Exercise instructions: Pick out each line containing the string "ylabel".

(Structured figure records)
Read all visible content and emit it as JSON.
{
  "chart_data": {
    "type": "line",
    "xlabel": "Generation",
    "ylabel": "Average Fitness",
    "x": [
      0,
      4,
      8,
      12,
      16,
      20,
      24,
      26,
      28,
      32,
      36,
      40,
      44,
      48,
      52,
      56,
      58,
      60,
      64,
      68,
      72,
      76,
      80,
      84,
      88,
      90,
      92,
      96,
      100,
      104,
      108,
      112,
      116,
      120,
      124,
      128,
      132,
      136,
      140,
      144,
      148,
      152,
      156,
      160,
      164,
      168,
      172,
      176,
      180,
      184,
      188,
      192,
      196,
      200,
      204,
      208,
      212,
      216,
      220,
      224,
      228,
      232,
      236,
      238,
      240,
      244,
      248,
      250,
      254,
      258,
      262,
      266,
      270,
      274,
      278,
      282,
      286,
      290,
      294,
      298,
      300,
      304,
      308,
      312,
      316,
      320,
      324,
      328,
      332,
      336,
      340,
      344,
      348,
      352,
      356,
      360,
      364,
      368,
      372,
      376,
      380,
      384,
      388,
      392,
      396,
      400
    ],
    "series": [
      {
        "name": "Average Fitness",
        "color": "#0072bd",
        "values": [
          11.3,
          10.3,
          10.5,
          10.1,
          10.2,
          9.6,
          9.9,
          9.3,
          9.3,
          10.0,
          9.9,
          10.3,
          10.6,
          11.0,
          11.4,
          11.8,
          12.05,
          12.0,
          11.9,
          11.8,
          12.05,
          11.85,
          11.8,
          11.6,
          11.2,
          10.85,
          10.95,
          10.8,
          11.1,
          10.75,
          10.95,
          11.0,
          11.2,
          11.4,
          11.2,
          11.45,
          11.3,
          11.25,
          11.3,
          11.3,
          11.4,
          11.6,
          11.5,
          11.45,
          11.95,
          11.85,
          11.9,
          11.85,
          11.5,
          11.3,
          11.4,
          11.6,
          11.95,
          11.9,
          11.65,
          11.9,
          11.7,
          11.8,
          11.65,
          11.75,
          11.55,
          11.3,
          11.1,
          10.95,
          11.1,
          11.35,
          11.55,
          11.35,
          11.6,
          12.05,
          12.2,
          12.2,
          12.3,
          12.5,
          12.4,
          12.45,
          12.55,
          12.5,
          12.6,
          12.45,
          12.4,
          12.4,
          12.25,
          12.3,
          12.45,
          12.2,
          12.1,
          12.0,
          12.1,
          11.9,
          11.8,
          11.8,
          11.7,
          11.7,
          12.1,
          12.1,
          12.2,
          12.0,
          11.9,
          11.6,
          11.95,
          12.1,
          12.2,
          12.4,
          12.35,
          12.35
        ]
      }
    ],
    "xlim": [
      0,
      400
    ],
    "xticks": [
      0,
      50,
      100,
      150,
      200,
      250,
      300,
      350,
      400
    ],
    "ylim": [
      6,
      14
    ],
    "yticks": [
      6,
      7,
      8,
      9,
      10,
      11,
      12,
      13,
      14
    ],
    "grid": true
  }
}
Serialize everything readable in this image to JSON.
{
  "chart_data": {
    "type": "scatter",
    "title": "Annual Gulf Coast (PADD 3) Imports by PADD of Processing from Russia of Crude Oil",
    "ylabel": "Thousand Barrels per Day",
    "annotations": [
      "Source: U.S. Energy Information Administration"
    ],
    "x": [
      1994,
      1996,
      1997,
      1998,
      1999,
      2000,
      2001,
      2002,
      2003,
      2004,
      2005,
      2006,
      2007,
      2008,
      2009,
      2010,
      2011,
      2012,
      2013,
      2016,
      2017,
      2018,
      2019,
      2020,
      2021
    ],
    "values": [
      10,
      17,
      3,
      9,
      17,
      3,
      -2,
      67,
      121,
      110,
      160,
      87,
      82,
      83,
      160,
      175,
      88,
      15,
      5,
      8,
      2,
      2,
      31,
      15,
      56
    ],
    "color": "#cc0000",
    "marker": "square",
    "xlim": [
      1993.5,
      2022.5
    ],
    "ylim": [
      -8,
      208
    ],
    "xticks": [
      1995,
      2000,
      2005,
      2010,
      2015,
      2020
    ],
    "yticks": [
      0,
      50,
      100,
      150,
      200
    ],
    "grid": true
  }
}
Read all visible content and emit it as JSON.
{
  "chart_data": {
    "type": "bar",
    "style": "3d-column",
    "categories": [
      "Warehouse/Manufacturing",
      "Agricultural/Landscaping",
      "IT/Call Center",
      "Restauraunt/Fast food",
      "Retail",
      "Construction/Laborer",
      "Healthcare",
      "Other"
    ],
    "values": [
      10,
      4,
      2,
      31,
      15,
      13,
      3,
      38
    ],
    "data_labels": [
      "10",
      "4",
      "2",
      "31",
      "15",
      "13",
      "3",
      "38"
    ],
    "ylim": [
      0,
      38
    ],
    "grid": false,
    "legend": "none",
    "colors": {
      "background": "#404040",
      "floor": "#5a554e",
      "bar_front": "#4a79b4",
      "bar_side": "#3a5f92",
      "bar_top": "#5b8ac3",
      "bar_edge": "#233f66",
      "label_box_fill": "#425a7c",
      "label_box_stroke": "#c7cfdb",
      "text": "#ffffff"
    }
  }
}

Completed exercise:
    "ylabel": "Average Fitness",
    "ylabel": "Thousand Barrels per Day",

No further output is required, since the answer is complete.